> _What to do_: Track down each line that has the word "caption" and copy it.
::: Dataset content
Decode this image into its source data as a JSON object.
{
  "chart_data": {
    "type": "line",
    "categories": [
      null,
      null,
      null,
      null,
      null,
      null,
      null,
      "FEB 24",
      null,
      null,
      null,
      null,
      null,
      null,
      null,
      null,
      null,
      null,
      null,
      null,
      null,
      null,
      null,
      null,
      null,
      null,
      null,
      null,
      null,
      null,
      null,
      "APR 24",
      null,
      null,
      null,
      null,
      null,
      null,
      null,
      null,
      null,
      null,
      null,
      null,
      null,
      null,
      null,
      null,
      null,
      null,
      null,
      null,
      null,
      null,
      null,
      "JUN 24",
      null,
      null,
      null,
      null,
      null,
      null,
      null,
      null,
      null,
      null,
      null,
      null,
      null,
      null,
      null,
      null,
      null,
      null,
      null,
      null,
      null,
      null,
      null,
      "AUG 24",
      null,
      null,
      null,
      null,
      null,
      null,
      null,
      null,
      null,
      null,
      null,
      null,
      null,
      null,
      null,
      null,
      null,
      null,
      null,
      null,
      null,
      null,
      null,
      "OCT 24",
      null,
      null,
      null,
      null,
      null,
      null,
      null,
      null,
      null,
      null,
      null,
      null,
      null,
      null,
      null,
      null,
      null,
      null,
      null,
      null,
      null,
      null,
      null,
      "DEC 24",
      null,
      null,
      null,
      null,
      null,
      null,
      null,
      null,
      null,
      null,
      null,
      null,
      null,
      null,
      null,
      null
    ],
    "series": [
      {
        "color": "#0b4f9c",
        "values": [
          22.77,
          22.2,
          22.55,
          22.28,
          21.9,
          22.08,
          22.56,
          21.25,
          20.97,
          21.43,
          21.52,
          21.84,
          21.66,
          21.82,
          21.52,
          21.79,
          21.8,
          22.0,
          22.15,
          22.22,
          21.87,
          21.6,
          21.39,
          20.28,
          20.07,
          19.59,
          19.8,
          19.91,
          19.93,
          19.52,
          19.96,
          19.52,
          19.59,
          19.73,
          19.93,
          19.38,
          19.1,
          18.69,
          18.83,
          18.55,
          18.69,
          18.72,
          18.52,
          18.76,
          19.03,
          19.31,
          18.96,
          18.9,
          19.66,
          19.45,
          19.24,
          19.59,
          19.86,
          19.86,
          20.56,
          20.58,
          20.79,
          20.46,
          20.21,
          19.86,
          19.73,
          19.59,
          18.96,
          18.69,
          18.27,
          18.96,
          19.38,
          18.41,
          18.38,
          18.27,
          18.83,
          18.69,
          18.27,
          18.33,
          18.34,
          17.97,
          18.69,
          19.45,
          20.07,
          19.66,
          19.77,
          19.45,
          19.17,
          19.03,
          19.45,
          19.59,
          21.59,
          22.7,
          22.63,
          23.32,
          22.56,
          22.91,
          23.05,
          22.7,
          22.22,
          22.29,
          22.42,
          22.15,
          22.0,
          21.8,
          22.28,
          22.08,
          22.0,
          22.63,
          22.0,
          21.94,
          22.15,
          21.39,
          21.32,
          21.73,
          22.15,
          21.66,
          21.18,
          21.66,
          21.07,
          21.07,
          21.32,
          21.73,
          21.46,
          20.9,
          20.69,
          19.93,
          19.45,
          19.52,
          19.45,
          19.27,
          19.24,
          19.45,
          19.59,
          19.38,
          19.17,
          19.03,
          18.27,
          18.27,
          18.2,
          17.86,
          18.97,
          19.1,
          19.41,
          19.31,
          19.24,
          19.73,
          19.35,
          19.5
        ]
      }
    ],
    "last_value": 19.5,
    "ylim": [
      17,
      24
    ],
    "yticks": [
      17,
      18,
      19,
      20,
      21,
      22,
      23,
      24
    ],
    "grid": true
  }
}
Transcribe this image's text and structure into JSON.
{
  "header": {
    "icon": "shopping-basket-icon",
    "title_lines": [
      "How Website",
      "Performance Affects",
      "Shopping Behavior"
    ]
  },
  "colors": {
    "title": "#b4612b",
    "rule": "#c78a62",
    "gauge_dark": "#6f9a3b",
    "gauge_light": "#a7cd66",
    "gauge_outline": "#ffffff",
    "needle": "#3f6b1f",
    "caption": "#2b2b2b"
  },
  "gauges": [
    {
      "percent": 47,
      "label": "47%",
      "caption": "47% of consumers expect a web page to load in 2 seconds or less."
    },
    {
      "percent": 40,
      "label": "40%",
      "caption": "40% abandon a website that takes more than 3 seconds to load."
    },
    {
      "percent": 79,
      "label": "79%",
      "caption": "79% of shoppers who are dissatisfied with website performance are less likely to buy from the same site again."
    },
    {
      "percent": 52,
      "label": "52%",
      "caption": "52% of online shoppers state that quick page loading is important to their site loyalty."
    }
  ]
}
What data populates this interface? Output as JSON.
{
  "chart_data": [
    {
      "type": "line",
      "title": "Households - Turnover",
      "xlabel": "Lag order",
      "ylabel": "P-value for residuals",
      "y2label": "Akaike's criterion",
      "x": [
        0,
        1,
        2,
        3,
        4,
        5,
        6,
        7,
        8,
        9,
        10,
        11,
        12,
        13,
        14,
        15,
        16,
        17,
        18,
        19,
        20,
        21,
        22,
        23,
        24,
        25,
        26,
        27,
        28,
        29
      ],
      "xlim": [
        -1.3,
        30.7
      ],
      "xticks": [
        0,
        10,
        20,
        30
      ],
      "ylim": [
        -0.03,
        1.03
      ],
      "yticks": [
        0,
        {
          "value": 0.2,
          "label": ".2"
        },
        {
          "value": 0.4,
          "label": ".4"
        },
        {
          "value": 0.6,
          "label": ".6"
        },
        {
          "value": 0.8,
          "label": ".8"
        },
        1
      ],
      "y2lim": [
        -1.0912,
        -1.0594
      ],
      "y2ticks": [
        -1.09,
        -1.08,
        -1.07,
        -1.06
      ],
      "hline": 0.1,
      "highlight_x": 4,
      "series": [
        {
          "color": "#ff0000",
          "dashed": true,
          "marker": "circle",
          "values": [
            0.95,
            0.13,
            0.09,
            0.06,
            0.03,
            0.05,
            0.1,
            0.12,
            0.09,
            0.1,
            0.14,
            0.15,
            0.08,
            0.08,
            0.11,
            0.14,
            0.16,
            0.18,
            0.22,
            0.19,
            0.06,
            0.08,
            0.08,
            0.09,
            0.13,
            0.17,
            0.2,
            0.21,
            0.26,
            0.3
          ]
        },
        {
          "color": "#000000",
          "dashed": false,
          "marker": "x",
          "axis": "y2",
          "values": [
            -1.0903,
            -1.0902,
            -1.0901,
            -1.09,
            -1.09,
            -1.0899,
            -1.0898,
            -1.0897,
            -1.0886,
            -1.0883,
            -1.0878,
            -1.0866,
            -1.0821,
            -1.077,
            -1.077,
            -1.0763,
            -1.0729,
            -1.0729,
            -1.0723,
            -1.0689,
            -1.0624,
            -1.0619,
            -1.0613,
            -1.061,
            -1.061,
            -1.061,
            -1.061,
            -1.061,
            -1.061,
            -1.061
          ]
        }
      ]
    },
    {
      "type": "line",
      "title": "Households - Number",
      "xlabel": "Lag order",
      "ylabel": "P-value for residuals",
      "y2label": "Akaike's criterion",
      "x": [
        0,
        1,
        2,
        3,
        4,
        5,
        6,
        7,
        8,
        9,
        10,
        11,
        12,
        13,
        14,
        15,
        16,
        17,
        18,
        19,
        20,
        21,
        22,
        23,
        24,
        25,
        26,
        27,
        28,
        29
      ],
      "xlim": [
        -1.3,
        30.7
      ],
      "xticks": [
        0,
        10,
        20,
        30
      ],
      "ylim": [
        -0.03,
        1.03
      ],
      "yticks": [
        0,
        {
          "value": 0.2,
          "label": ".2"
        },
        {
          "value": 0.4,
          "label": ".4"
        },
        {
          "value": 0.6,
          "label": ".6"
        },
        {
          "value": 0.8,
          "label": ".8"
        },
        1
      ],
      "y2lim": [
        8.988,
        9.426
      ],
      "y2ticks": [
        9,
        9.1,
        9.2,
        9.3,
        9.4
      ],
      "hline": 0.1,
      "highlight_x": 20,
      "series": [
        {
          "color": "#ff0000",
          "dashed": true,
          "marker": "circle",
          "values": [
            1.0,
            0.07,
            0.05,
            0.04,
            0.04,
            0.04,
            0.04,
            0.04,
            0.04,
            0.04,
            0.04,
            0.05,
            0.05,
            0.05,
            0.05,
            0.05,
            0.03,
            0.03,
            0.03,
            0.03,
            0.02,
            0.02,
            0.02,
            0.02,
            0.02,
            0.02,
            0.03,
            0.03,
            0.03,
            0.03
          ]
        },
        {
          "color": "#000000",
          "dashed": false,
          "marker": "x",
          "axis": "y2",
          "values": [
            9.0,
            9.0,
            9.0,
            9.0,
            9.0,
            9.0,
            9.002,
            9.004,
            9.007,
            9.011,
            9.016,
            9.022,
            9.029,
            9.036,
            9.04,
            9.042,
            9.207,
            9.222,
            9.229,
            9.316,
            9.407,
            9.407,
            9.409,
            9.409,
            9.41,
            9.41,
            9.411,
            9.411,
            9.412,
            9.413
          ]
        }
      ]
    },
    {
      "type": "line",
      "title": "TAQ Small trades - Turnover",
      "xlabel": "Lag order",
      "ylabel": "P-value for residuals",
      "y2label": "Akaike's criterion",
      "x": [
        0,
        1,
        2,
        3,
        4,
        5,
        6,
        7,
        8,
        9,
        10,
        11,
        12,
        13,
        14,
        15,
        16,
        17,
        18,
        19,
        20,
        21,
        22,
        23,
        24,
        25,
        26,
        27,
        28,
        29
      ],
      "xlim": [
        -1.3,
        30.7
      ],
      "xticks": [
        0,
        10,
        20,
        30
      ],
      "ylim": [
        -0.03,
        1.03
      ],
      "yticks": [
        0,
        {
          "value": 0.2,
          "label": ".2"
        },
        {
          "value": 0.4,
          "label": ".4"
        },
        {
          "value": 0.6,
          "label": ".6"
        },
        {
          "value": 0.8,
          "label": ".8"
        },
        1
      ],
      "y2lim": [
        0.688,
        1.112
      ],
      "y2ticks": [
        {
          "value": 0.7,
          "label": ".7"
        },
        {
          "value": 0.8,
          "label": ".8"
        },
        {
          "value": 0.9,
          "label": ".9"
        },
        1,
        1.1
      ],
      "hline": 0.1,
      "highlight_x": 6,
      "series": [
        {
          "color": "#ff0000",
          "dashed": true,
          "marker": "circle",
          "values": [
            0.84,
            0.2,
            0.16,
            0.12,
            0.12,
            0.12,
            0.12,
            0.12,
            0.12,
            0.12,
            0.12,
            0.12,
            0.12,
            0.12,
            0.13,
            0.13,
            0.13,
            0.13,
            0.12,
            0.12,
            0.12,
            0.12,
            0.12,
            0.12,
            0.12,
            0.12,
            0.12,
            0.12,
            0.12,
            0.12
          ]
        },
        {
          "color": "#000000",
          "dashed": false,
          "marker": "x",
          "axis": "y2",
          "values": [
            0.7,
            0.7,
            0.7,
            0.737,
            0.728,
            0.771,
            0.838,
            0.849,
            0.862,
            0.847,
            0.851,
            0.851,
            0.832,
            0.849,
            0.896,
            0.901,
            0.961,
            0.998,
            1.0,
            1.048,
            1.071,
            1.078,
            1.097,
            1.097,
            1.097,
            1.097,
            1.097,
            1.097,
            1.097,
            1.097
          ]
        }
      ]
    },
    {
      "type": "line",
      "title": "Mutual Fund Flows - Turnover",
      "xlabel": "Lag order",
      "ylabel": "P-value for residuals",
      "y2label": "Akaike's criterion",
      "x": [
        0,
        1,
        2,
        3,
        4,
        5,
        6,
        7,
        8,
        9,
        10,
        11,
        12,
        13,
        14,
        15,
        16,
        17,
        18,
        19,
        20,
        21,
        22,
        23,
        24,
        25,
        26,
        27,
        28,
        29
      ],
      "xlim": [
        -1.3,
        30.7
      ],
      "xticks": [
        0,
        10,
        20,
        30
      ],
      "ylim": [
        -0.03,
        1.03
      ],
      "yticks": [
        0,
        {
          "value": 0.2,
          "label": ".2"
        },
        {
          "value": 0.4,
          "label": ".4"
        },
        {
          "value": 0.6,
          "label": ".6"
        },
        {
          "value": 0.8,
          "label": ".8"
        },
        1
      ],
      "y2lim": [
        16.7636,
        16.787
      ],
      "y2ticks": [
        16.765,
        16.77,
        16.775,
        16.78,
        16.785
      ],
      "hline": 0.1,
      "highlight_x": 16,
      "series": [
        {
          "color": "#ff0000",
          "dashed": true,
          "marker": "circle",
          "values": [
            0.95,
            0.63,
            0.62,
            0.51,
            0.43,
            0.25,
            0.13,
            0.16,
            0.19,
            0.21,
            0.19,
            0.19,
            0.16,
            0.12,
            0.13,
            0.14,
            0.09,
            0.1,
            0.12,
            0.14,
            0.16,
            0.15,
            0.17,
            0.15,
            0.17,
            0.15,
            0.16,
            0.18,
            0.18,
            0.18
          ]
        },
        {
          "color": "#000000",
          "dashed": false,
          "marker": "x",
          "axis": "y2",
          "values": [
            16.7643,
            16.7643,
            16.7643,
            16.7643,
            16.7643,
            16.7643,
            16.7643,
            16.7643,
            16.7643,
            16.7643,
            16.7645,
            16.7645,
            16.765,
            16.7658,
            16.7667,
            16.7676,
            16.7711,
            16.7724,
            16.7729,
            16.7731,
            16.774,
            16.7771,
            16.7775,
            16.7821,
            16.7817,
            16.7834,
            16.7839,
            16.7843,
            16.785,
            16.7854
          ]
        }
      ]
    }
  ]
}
::::::
> _Result_:
    "caption": "#2b2b2b"
      "caption": "47% of consumers expect a web page to load in 2 seconds or less."
      "caption": "40% abandon a website that takes more than 3 seconds to load."
      "caption": "79% of shoppers who are dissatisfied with website performance are less likely to buy from the same site again."
      "caption": "52% of online shoppers state that quick page loading is important to their site loyalty."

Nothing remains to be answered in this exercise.